>> BEGIN
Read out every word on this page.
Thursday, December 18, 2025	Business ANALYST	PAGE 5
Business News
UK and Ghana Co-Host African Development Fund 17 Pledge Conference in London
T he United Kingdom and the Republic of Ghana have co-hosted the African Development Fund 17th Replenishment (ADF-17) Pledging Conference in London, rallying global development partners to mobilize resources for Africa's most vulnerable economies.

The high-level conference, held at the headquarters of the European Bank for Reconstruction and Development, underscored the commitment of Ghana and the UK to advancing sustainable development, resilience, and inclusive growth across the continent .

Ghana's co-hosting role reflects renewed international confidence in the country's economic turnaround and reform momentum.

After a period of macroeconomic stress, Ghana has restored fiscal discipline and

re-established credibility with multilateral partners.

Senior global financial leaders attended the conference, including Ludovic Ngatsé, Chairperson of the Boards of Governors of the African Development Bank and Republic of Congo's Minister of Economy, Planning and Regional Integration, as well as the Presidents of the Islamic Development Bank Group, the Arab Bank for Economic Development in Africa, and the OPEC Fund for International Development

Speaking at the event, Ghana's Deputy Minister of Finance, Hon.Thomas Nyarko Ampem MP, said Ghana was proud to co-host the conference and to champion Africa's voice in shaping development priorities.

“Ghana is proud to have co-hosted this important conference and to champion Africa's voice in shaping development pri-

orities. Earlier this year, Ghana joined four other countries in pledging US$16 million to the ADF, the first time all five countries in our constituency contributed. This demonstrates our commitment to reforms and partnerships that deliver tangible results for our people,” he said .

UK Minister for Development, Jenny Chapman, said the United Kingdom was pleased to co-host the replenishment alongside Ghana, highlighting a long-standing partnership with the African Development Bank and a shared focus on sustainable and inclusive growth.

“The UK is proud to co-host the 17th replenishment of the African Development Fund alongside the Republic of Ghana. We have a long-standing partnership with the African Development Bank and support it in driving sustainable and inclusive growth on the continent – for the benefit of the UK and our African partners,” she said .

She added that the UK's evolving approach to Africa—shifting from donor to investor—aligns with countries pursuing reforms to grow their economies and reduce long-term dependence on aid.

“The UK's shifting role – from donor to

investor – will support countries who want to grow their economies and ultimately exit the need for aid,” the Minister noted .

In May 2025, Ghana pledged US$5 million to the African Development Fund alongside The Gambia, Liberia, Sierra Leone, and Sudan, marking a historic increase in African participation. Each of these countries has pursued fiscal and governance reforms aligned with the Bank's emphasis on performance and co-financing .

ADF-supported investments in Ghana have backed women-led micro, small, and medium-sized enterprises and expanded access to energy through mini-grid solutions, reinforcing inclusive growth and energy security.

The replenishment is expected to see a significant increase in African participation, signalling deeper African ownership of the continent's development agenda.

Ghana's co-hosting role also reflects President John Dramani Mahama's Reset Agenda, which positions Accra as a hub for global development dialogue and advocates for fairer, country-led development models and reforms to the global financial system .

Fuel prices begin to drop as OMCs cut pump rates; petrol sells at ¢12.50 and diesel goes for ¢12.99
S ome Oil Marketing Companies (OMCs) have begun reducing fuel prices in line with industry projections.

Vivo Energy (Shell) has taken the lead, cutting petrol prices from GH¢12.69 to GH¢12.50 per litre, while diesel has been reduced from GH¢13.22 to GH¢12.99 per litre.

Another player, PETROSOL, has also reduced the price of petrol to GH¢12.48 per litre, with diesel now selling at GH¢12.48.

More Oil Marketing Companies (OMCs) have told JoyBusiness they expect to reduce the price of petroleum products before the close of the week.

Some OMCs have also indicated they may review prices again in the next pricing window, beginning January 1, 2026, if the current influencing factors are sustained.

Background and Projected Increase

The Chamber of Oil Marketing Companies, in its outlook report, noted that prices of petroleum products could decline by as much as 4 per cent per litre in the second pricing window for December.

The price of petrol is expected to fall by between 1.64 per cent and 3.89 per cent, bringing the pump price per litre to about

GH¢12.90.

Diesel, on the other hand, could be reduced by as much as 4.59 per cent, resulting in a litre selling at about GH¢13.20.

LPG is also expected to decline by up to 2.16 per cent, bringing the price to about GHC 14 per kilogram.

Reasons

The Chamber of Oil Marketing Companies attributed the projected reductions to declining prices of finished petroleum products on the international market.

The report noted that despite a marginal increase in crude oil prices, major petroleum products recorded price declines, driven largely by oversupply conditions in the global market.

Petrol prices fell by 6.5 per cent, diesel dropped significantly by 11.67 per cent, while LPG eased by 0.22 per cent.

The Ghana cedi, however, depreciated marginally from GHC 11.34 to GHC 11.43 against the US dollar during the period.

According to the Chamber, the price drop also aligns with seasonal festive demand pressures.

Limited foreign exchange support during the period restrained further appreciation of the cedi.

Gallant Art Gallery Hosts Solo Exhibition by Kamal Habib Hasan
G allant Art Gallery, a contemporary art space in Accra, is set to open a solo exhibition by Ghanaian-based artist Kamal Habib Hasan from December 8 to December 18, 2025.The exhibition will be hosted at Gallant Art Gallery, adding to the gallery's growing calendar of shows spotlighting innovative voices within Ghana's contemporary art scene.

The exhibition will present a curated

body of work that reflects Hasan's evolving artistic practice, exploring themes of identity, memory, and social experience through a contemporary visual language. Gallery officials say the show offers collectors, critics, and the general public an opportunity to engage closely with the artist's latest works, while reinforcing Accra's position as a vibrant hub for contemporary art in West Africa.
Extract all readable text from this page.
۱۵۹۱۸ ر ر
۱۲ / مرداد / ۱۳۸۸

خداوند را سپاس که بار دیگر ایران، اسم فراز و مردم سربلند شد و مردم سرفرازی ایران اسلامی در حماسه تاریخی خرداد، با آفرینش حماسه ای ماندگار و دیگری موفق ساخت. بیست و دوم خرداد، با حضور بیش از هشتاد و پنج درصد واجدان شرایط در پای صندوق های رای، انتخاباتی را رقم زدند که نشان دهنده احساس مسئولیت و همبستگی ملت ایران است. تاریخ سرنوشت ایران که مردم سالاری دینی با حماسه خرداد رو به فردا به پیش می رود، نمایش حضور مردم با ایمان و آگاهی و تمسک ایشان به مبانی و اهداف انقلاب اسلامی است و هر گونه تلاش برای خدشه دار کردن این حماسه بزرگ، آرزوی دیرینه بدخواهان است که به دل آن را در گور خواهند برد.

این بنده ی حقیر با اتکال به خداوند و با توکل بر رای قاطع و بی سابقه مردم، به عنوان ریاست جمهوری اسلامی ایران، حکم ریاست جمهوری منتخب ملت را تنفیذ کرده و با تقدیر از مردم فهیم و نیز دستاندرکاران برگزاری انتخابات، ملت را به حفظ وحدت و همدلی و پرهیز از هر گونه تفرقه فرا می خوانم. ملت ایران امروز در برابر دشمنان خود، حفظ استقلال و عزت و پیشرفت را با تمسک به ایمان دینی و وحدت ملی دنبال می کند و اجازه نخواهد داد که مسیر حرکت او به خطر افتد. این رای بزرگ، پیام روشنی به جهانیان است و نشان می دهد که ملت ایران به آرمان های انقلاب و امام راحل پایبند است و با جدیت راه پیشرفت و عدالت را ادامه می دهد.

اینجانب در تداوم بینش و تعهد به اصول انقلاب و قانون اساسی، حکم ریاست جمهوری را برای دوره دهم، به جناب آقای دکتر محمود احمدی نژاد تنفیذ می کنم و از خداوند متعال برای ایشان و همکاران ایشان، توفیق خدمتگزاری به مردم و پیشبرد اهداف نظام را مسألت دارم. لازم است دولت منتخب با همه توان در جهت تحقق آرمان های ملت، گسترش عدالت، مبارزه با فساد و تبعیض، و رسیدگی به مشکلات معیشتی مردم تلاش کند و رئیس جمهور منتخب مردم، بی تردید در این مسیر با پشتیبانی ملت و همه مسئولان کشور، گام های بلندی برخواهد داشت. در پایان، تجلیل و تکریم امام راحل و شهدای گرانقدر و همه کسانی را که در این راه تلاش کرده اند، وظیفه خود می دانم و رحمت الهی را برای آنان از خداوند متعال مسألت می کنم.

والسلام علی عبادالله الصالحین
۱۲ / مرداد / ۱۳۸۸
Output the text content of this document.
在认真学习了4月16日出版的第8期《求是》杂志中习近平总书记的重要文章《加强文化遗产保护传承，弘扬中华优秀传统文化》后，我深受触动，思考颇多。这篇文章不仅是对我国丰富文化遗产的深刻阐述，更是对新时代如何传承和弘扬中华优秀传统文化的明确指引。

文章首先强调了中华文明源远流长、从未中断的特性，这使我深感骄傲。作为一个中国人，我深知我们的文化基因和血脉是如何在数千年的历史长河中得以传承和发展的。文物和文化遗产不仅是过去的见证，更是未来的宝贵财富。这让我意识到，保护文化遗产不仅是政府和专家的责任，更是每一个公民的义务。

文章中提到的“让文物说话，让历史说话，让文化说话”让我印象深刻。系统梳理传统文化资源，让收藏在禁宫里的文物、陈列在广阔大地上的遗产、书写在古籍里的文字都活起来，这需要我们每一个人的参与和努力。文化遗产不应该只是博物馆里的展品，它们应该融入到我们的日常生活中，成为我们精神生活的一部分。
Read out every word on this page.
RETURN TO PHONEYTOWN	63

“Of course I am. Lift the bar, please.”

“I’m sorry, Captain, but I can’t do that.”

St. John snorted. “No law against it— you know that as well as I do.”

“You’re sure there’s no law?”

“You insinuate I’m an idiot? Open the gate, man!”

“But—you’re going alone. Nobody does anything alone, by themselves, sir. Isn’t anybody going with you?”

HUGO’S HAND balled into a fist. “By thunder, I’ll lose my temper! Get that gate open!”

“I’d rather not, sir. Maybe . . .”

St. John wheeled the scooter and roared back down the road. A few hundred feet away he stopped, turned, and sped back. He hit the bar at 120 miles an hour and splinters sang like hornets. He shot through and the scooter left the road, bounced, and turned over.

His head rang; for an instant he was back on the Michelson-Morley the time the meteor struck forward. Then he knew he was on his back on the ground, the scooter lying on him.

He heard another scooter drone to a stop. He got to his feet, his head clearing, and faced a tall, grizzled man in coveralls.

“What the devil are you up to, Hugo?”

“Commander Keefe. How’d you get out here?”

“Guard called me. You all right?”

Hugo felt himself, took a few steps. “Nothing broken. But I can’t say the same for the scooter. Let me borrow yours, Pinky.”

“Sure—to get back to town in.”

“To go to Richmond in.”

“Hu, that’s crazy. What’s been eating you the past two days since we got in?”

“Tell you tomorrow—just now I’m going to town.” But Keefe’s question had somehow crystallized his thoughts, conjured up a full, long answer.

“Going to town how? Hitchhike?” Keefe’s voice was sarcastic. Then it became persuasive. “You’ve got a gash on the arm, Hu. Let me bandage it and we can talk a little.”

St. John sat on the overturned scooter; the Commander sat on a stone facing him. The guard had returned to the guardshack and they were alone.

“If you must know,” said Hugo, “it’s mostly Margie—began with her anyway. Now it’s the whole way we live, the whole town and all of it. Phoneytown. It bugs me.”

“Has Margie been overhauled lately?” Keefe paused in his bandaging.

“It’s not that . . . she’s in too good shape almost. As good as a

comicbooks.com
>> END
Problem → Reproduce every line from the entries that holds the word "Kamal".

Written answer →
Gallant Art Gallery Hosts Solo Exhibition by Kamal Habib Hasan
G allant Art Gallery, a contemporary art space in Accra, is set to open a solo exhibition by Ghanaian-based artist Kamal Habib Hasan from December 8 to December 18, 2025.The exhibition will be hosted at Gallant Art Gallery, adding to the gallery's growing calendar of shows spotlighting innovative voices within Ghana's contemporary art scene.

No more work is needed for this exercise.